##### Material provided
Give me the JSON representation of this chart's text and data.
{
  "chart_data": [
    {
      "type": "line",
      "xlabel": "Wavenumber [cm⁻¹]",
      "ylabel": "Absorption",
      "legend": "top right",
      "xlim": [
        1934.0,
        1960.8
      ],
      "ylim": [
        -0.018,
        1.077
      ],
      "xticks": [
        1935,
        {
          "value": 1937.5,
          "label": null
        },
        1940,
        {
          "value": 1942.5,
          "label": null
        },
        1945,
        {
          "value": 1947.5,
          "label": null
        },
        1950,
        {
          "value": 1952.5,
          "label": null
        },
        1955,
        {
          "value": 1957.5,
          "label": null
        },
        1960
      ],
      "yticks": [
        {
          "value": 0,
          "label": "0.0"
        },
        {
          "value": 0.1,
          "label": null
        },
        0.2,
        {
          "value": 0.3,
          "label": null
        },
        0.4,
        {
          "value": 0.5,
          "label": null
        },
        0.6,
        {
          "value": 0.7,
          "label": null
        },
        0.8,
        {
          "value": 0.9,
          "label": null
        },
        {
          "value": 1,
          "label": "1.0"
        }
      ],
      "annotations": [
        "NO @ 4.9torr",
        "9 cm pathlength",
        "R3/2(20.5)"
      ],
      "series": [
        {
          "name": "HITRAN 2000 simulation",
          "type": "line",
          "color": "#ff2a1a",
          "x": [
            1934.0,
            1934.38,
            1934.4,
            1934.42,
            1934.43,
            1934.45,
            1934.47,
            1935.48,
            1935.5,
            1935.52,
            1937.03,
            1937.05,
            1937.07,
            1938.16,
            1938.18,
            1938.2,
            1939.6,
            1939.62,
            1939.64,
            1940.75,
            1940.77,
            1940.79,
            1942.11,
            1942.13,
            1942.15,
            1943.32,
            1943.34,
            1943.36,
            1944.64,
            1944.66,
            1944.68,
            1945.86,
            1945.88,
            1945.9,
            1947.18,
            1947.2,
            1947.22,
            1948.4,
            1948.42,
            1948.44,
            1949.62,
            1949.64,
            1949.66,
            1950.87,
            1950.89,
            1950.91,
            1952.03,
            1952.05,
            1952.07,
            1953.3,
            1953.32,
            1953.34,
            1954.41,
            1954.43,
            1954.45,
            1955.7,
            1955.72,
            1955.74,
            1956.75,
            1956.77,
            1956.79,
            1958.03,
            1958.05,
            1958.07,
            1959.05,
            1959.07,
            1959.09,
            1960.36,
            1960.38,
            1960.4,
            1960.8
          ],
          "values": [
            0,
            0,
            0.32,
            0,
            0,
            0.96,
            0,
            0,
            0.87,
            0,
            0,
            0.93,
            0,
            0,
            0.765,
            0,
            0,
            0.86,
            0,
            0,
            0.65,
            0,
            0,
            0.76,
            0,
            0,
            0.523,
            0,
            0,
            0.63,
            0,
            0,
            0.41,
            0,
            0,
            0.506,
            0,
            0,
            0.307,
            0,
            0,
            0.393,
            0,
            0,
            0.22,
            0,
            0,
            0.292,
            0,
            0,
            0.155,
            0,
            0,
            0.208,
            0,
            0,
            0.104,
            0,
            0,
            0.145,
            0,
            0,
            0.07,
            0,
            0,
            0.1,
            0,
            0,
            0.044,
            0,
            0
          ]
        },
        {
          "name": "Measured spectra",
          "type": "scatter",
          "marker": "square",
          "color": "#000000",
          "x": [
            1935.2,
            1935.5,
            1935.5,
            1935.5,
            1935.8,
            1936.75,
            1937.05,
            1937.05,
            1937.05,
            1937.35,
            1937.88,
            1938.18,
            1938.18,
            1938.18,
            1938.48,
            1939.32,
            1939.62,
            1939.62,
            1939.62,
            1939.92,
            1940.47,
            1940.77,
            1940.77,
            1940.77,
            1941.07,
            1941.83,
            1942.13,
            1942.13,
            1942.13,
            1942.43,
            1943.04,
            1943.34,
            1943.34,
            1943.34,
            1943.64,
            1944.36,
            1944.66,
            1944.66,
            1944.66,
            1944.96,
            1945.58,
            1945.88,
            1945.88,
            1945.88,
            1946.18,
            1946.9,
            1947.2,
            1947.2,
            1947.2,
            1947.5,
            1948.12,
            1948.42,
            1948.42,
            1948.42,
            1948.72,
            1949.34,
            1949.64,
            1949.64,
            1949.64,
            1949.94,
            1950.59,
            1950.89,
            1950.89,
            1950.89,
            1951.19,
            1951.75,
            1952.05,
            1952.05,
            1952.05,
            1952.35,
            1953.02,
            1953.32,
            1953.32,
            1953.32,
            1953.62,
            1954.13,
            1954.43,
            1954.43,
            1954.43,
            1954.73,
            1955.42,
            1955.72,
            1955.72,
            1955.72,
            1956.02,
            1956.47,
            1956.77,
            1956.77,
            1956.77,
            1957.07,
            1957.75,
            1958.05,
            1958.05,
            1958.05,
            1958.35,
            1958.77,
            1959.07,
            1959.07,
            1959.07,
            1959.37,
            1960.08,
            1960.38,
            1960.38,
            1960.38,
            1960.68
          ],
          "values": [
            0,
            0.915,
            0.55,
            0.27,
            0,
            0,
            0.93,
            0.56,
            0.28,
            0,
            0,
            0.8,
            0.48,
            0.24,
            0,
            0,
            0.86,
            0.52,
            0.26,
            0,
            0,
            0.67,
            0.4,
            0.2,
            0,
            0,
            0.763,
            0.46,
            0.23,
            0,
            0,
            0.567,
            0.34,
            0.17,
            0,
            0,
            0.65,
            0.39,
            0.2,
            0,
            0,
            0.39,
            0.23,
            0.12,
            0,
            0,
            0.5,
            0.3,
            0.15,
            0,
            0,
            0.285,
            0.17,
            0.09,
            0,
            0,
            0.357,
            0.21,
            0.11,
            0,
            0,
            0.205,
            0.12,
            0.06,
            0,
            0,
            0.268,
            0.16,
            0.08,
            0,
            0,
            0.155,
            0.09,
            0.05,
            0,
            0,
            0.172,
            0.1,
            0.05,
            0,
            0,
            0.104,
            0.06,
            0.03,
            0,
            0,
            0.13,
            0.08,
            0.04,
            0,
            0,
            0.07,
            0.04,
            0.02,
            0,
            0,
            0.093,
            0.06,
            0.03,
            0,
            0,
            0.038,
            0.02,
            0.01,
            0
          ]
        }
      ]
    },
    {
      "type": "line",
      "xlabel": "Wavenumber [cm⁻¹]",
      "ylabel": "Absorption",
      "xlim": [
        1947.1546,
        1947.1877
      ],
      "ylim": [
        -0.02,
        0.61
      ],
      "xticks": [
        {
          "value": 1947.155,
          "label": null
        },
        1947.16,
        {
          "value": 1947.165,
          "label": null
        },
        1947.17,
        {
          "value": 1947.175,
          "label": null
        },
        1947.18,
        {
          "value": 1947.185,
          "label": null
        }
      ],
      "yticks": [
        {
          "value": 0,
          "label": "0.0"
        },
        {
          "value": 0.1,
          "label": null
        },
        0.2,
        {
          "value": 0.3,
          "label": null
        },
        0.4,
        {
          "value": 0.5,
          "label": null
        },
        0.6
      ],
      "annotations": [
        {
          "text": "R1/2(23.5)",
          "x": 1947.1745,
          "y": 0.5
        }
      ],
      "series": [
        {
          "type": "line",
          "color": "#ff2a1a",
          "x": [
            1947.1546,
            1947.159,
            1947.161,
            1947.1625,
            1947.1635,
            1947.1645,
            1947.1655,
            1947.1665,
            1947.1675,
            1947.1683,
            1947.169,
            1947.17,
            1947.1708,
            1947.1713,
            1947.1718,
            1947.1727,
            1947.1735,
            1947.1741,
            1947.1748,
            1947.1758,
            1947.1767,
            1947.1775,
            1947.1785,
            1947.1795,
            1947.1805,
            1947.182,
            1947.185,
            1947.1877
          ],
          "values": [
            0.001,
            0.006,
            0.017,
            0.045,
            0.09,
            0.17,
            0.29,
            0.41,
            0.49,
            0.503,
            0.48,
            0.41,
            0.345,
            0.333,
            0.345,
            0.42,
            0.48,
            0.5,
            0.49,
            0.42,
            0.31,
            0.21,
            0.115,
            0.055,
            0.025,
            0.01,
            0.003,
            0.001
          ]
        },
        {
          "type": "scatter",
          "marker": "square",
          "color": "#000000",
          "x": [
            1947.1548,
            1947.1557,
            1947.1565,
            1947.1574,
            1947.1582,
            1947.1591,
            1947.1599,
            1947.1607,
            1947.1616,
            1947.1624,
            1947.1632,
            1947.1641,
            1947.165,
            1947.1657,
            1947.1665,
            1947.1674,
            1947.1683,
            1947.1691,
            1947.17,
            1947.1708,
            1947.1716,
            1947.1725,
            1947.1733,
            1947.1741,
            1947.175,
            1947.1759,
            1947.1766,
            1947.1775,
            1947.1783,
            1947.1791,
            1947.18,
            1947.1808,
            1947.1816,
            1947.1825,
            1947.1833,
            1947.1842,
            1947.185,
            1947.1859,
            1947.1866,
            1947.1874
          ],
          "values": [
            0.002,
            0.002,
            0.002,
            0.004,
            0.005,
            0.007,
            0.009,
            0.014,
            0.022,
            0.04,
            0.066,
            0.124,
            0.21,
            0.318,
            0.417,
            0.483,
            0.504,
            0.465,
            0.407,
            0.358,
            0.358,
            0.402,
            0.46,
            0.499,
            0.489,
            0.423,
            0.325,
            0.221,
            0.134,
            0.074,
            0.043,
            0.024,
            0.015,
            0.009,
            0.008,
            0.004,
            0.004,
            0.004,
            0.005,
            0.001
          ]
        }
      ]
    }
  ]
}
##########
§ **Directions**:
Report back each line of the entries that holds the string "text".

§ **Answer to the task**:
Give me the JSON representation of this chart's text and data.
          "text": "R1/2(23.5)",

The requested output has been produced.